• PROBLEM DETAILS: Repeat the full listing, word for word.

══════

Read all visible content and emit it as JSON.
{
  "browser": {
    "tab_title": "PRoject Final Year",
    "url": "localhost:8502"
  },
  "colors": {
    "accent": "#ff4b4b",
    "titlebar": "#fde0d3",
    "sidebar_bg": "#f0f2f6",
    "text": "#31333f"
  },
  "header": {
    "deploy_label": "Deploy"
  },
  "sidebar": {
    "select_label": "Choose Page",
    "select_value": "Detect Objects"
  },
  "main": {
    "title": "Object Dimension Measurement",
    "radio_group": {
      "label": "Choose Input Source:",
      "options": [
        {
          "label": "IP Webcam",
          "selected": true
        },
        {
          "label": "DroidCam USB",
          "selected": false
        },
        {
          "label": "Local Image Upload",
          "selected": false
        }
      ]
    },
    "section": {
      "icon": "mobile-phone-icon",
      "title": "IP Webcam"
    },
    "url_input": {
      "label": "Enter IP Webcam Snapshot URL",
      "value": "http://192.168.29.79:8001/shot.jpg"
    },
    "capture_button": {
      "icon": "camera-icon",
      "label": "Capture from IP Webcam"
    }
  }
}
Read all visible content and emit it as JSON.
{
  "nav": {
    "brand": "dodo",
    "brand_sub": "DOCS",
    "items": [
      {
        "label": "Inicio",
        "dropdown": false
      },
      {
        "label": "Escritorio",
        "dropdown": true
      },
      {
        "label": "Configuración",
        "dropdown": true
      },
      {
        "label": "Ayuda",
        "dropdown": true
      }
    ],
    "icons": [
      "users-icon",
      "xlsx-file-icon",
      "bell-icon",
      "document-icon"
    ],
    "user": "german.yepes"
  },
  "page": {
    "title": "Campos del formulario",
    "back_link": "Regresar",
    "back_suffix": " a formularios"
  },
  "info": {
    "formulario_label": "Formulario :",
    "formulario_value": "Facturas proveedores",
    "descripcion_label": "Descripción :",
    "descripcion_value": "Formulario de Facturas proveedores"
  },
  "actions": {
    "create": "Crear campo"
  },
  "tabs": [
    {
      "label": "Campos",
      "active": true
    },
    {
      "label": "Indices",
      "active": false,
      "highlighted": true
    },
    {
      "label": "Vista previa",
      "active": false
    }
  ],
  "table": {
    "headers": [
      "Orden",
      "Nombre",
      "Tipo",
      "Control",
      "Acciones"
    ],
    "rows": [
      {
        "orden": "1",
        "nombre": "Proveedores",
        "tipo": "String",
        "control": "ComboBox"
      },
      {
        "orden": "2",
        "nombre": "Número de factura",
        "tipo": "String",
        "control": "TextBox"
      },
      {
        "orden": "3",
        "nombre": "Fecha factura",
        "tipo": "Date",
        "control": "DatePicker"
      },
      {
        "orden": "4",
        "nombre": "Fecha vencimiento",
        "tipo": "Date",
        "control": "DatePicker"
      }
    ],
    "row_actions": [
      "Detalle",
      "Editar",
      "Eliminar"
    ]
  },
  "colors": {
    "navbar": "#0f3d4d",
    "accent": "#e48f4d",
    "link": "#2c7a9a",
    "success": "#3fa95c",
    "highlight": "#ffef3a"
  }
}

══════

• OUTPUT FOR THIS TASK:
Read all visible content and emit it as JSON.
{
  "browser": {
    "tab_title": "PRoject Final Year",
    "url": "localhost:8502"
  },
  "colors": {
    "accent": "#ff4b4b",
    "titlebar": "#fde0d3",
    "sidebar_bg": "#f0f2f6",
    "text": "#31333f"
  },
  "header": {
    "deploy_label": "Deploy"
  },
  "sidebar": {
    "select_label": "Choose Page",
    "select_value": "Detect Objects"
  },
  "main": {
    "title": "Object Dimension Measurement",
    "radio_group": {
      "label": "Choose Input Source:",
      "options": [
        {
          "label": "IP Webcam",
          "selected": true
        },
        {
          "label": "DroidCam USB",
          "selected": false
        },
        {
          "label": "Local Image Upload",
          "selected": false
        }
      ]
    },
    "section": {
      "icon": "mobile-phone-icon",
      "title": "IP Webcam"
    },
    "url_input": {
      "label": "Enter IP Webcam Snapshot URL",
      "value": "http://192.168.29.79:8001/shot.jpg"
    },
    "capture_button": {
      "icon": "camera-icon",
      "label": "Capture from IP Webcam"
    }
  }
}
Read all visible content and emit it as JSON.
{
  "nav": {
    "brand": "dodo",
    "brand_sub": "DOCS",
    "items": [
      {
        "label": "Inicio",
        "dropdown": false
      },
      {
        "label": "Escritorio",
        "dropdown": true
      },
      {
        "label": "Configuración",
        "dropdown": true
      },
      {
        "label": "Ayuda",
        "dropdown": true
      }
    ],
    "icons": [
      "users-icon",
      "xlsx-file-icon",
      "bell-icon",
      "document-icon"
    ],
    "user": "german.yepes"
  },
  "page": {
    "title": "Campos del formulario",
    "back_link": "Regresar",
    "back_suffix": " a formularios"
  },
  "info": {
    "formulario_label": "Formulario :",
    "formulario_value": "Facturas proveedores",
    "descripcion_label": "Descripción :",
    "descripcion_value": "Formulario de Facturas proveedores"
  },
  "actions": {
    "create": "Crear campo"
  },
  "tabs": [
    {
      "label": "Campos",
      "active": true
    },
    {
      "label": "Indices",
      "active": false,
      "highlighted": true
    },
    {
      "label": "Vista previa",
      "active": false
    }
  ],
  "table": {
    "headers": [
      "Orden",
      "Nombre",
      "Tipo",
      "Control",
      "Acciones"
    ],
    "rows": [
      {
        "orden": "1",
        "nombre": "Proveedores",
        "tipo": "String",
        "control": "ComboBox"
      },
      {
        "orden": "2",
        "nombre": "Número de factura",
        "tipo": "String",
        "control": "TextBox"
      },
      {
        "orden": "3",
        "nombre": "Fecha factura",
        "tipo": "Date",
        "control": "DatePicker"
      },
      {
        "orden": "4",
        "nombre": "Fecha vencimiento",
        "tipo": "Date",
        "control": "DatePicker"
      }
    ],
    "row_actions": [
      "Detalle",
      "Editar",
      "Eliminar"
    ]
  },
  "colors": {
    "navbar": "#0f3d4d",
    "accent": "#e48f4d",
    "link": "#2c7a9a",
    "success": "#3fa95c",
    "highlight": "#ffef3a"
  }
}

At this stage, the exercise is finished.